Aim of the exercise:
Keep the wording of each record exactly the same when you repeat it, and leave out pictures.

==== Data for this exercise ====

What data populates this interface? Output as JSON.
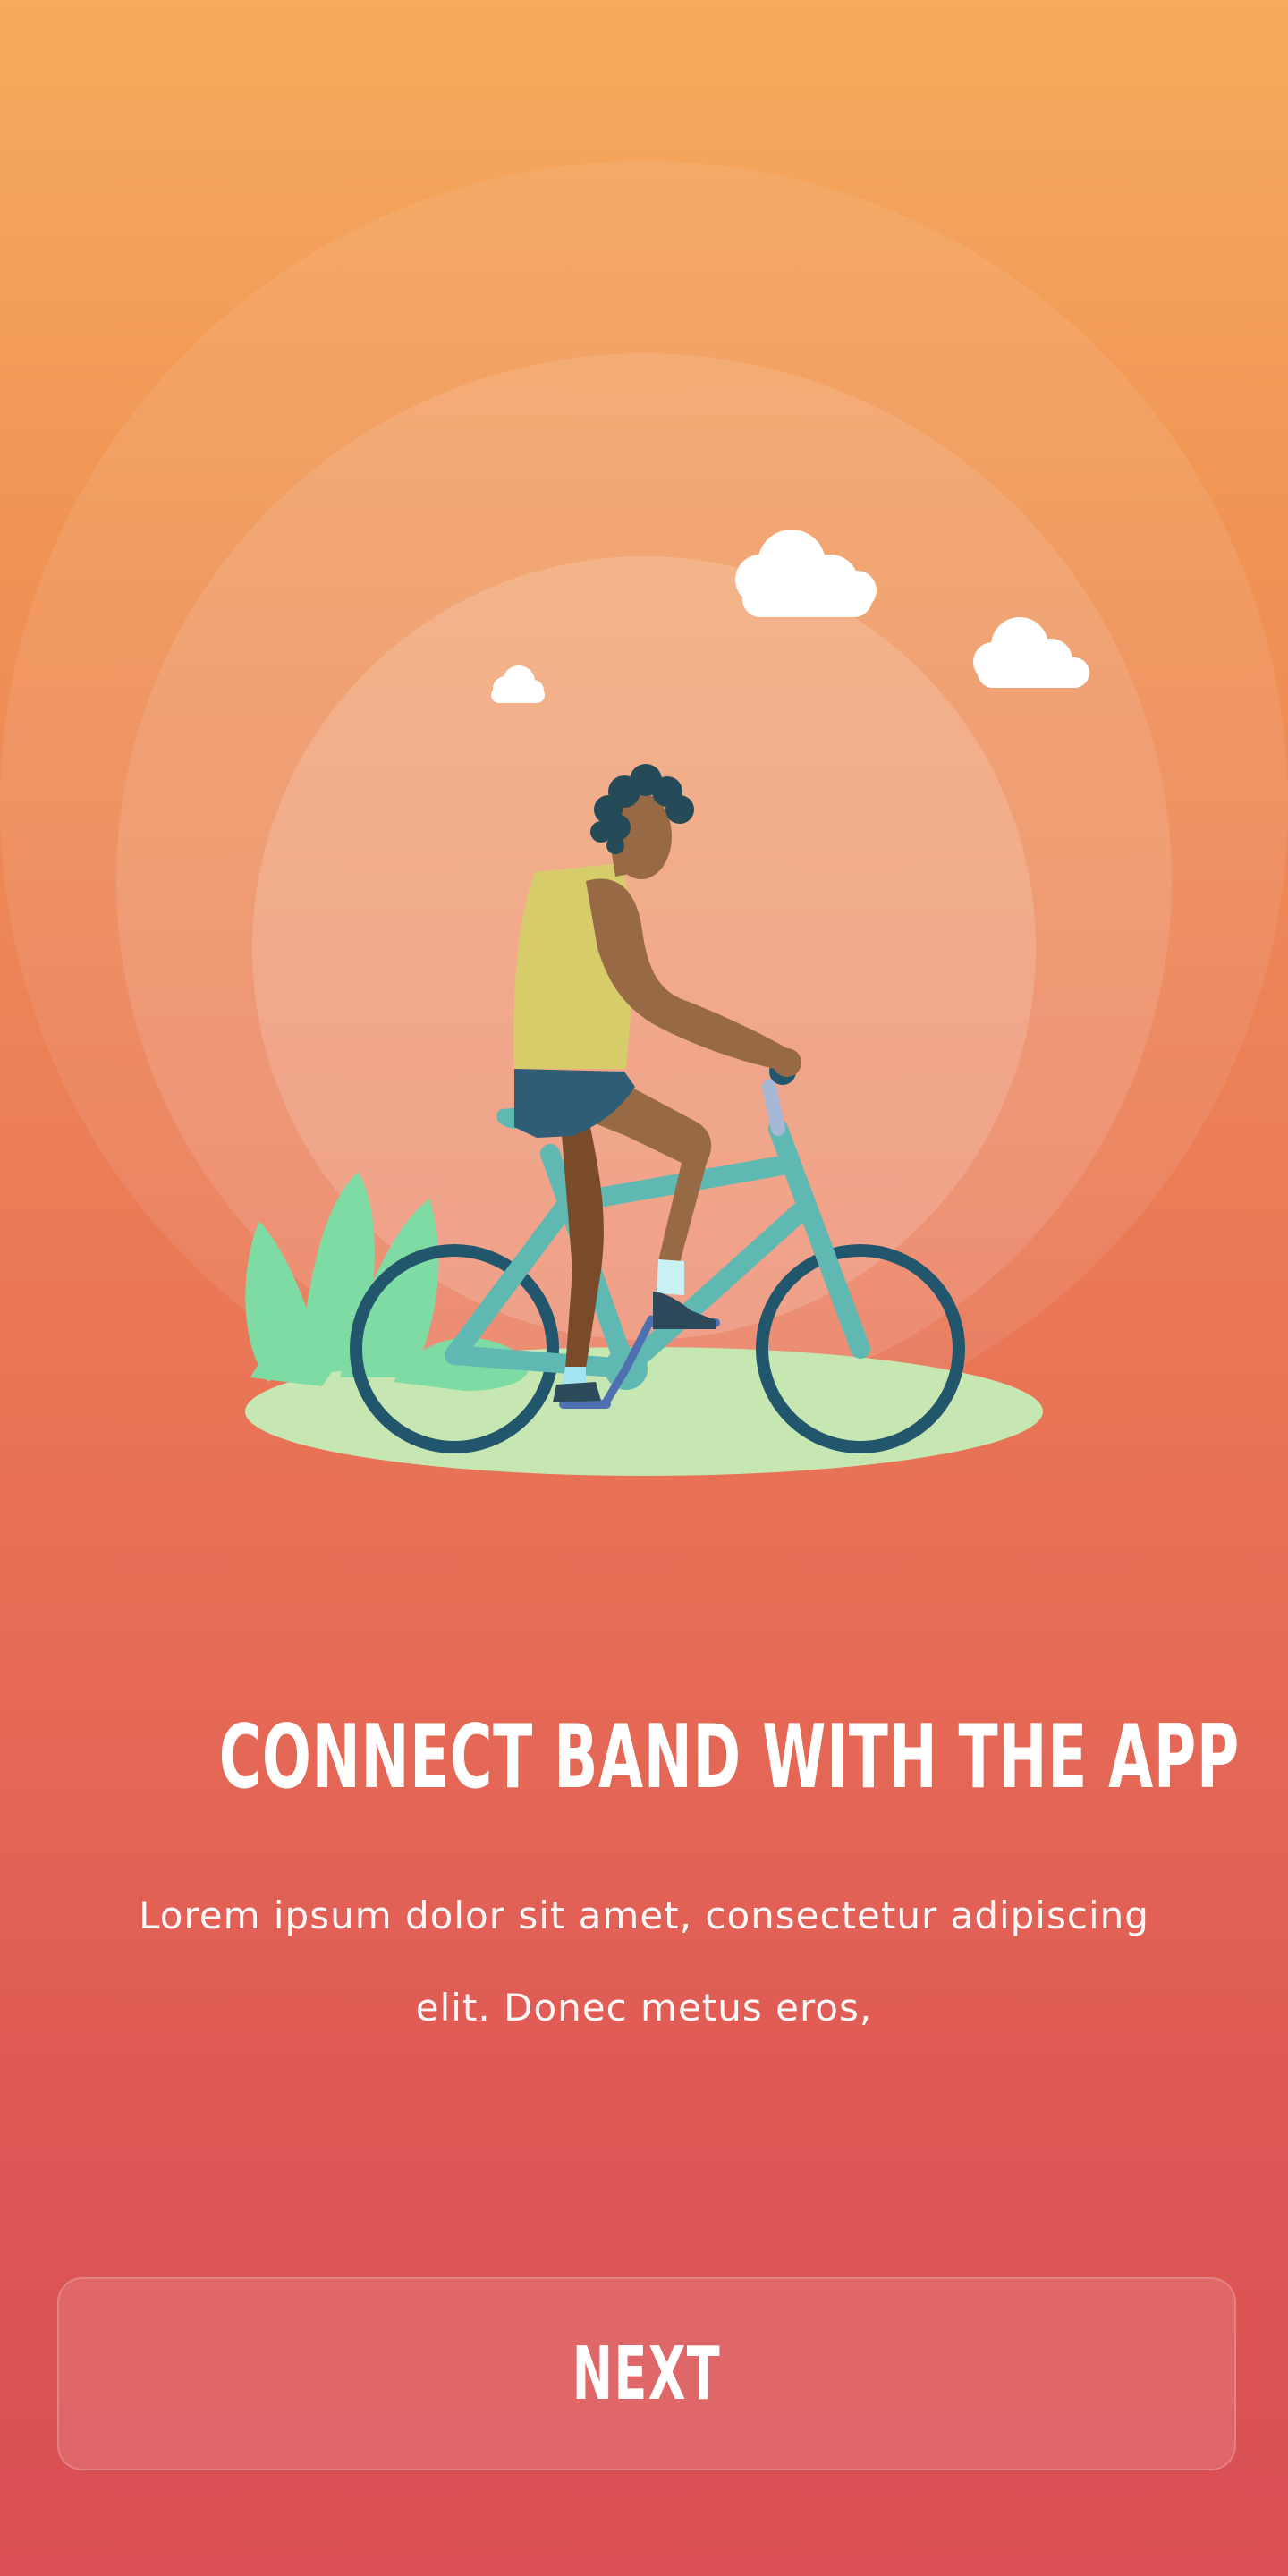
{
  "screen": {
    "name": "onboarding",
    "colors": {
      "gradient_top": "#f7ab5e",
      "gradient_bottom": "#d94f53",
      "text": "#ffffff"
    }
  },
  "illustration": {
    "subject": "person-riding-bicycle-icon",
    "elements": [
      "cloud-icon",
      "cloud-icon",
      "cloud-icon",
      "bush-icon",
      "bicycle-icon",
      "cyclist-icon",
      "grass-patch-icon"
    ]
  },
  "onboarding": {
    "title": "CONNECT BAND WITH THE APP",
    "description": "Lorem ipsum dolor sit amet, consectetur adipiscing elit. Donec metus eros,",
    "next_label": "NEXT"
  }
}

====

Finished answer:
What data populates this interface? Output as JSON.
{
  "screen": {
    "name": "onboarding",
    "colors": {
      "gradient_top": "#f7ab5e",
      "gradient_bottom": "#d94f53",
      "text": "#ffffff"
    }
  },
  "illustration": {
    "subject": "person-riding-bicycle-icon",
    "elements": [
      "cloud-icon",
      "cloud-icon",
      "cloud-icon",
      "bush-icon",
      "bicycle-icon",
      "cyclist-icon",
      "grass-patch-icon"
    ]
  },
  "onboarding": {
    "title": "CONNECT BAND WITH THE APP",
    "description": "Lorem ipsum dolor sit amet, consectetur adipiscing elit. Donec metus eros,",
    "next_label": "NEXT"
  }
}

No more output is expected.